Exercise directions:
Reproduce all of the records with "bbox" renamed to "bounding box" and everything else left unchanged. Leave the pictures out.

Supplied data:
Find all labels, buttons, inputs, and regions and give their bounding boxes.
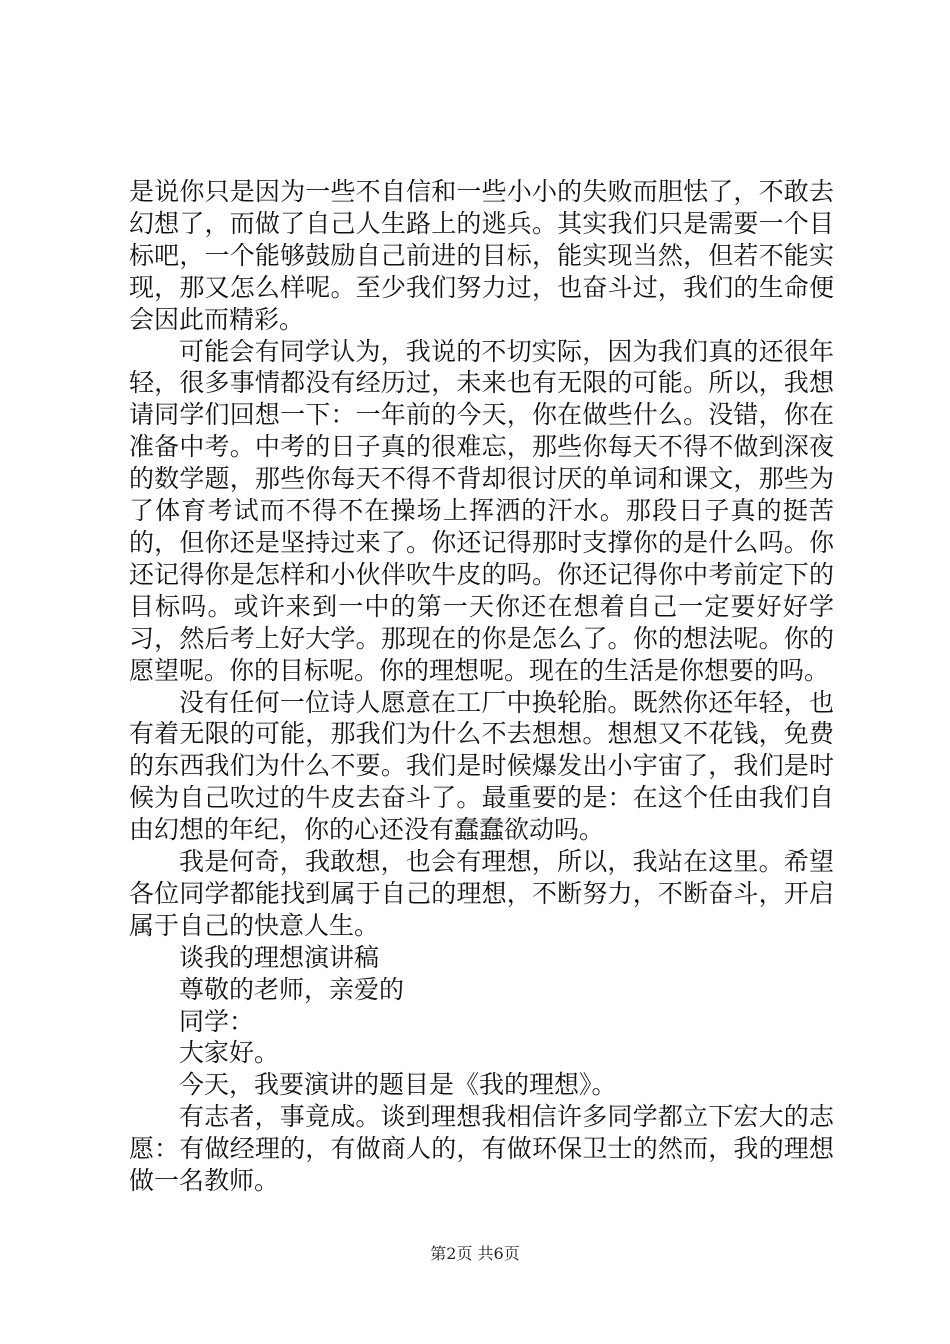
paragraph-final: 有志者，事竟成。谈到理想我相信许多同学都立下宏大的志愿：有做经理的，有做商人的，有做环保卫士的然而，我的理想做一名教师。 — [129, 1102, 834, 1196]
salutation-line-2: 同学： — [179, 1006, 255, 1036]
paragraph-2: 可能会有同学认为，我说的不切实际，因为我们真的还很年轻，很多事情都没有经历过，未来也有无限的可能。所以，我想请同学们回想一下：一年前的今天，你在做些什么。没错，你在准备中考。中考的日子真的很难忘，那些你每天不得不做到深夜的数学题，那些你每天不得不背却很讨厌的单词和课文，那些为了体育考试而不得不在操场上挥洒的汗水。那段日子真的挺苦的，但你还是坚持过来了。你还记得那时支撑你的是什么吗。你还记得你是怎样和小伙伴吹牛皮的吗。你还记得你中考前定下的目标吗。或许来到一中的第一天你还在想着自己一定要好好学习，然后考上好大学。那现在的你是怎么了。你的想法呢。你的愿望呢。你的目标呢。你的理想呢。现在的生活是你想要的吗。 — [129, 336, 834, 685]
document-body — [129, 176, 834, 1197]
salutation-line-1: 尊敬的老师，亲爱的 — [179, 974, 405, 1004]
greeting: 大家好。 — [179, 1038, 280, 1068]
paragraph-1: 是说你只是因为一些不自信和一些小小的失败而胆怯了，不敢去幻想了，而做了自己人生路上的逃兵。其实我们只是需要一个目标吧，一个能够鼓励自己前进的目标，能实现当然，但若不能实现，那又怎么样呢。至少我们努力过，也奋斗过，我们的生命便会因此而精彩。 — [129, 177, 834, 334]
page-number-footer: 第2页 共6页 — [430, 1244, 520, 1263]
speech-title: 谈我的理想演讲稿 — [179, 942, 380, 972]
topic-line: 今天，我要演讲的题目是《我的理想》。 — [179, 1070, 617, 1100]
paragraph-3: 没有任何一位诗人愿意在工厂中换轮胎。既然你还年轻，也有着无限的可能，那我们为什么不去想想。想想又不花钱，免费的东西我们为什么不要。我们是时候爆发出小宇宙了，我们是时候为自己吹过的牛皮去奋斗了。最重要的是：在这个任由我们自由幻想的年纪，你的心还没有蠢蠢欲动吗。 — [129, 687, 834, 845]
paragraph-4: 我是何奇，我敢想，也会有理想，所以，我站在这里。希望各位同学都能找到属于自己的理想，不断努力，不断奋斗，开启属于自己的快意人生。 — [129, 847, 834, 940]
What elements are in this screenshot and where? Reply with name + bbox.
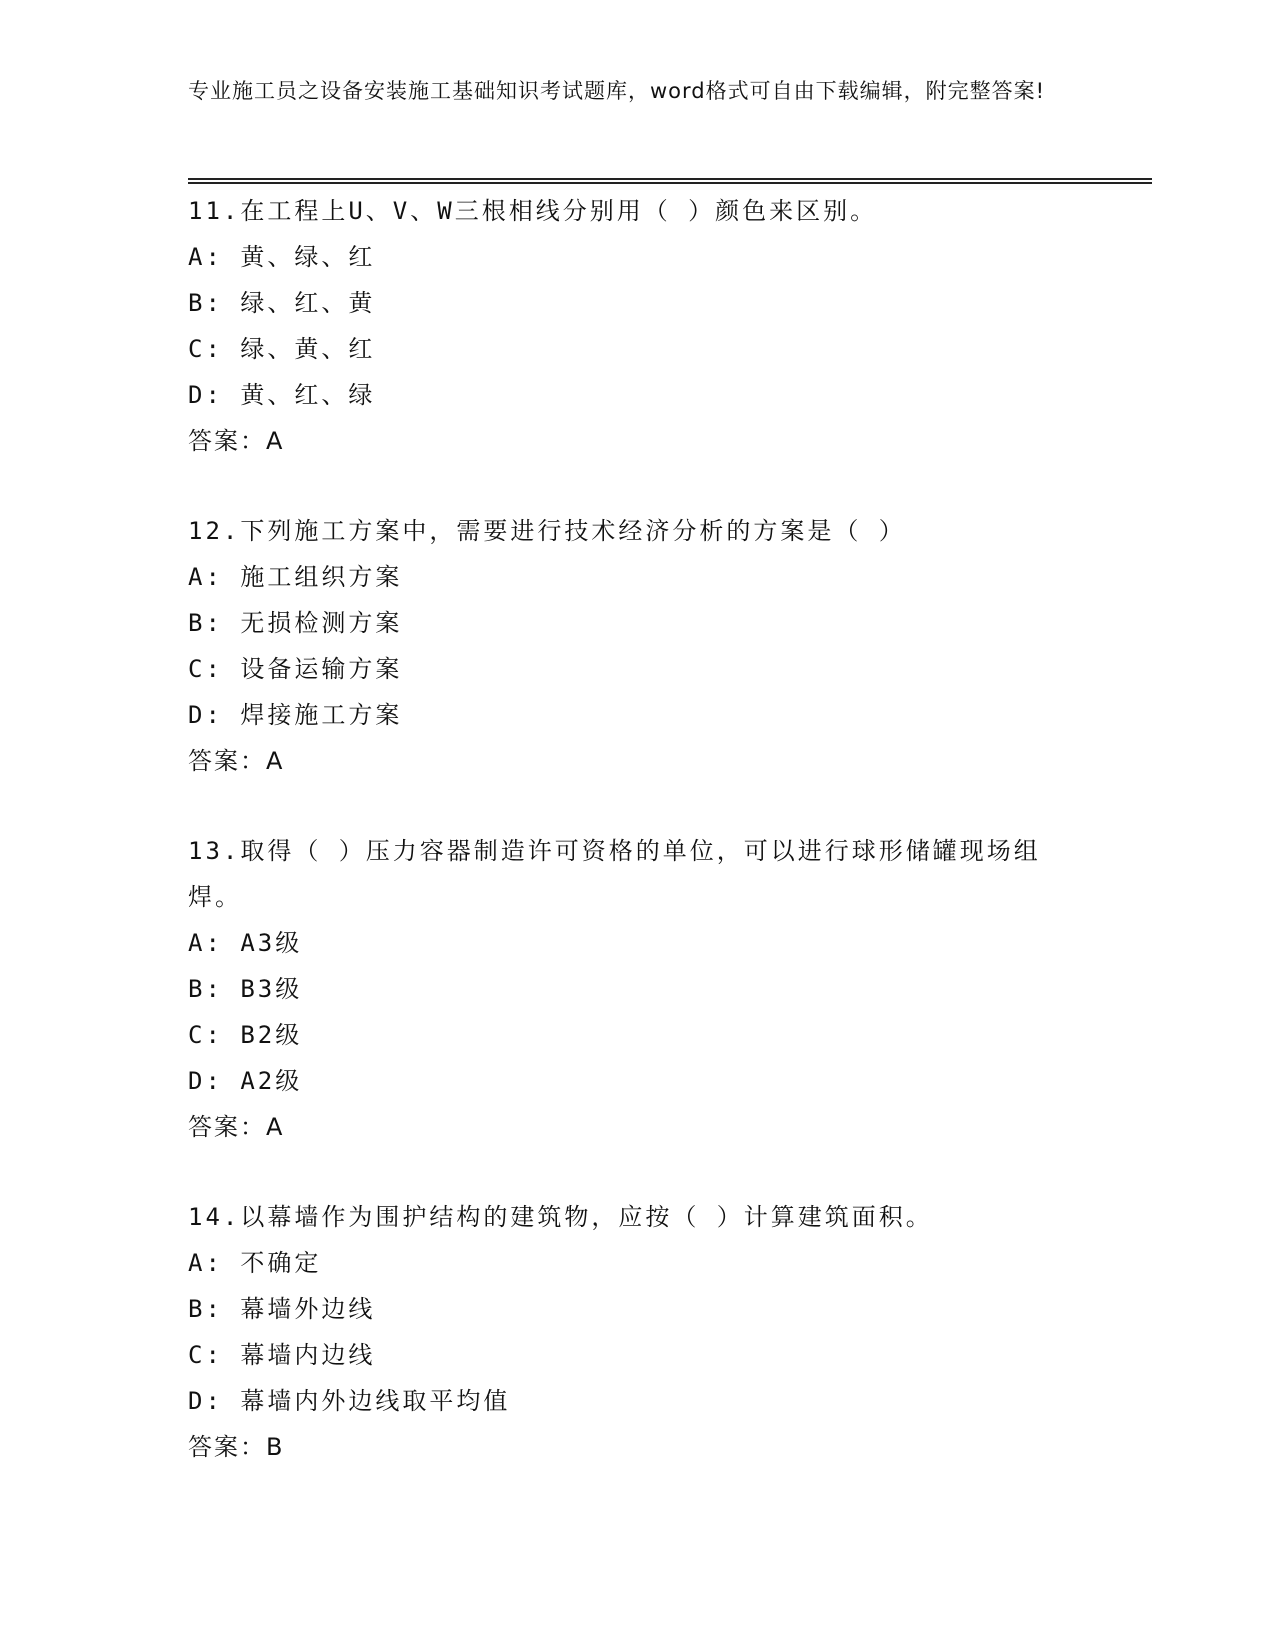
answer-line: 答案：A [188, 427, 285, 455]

Completed task:
Find all labels, buttons, inputs, and regions and give their bounding boxes.
paragraph-final: 有志者，事竟成。谈到理想我相信许多同学都立下宏大的志愿：有做经理的，有做商人的，有做环保卫士的然而，我的理想做一名教师。 — [129, 1102, 834, 1196]
salutation-line-2: 同学： — [179, 1006, 255, 1036]
paragraph-2: 可能会有同学认为，我说的不切实际，因为我们真的还很年轻，很多事情都没有经历过，未来也有无限的可能。所以，我想请同学们回想一下：一年前的今天，你在做些什么。没错，你在准备中考。中考的日子真的很难忘，那些你每天不得不做到深夜的数学题，那些你每天不得不背却很讨厌的单词和课文，那些为了体育考试而不得不在操场上挥洒的汗水。那段日子真的挺苦的，但你还是坚持过来了。你还记得那时支撑你的是什么吗。你还记得你是怎样和小伙伴吹牛皮的吗。你还记得你中考前定下的目标吗。或许来到一中的第一天你还在想着自己一定要好好学习，然后考上好大学。那现在的你是怎么了。你的想法呢。你的愿望呢。你的目标呢。你的理想呢。现在的生活是你想要的吗。 — [129, 336, 834, 685]
document-body — [129, 176, 834, 1197]
salutation-line-1: 尊敬的老师，亲爱的 — [179, 974, 405, 1004]
greeting: 大家好。 — [179, 1038, 280, 1068]
paragraph-1: 是说你只是因为一些不自信和一些小小的失败而胆怯了，不敢去幻想了，而做了自己人生路上的逃兵。其实我们只是需要一个目标吧，一个能够鼓励自己前进的目标，能实现当然，但若不能实现，那又怎么样呢。至少我们努力过，也奋斗过，我们的生命便会因此而精彩。 — [129, 177, 834, 334]
page-number-footer: 第2页 共6页 — [430, 1244, 520, 1263]
speech-title: 谈我的理想演讲稿 — [179, 942, 380, 972]
topic-line: 今天，我要演讲的题目是《我的理想》。 — [179, 1070, 617, 1100]
paragraph-3: 没有任何一位诗人愿意在工厂中换轮胎。既然你还年轻，也有着无限的可能，那我们为什么不去想想。想想又不花钱，免费的东西我们为什么不要。我们是时候爆发出小宇宙了，我们是时候为自己吹过的牛皮去奋斗了。最重要的是：在这个任由我们自由幻想的年纪，你的心还没有蠢蠢欲动吗。 — [129, 687, 834, 845]
paragraph-4: 我是何奇，我敢想，也会有理想，所以，我站在这里。希望各位同学都能找到属于自己的理想，不断努力，不断奋斗，开启属于自己的快意人生。 — [129, 847, 834, 940]
What elements are in this screenshot and where? Reply with name + bounding box.
answer-line: 答案：A [188, 427, 285, 455]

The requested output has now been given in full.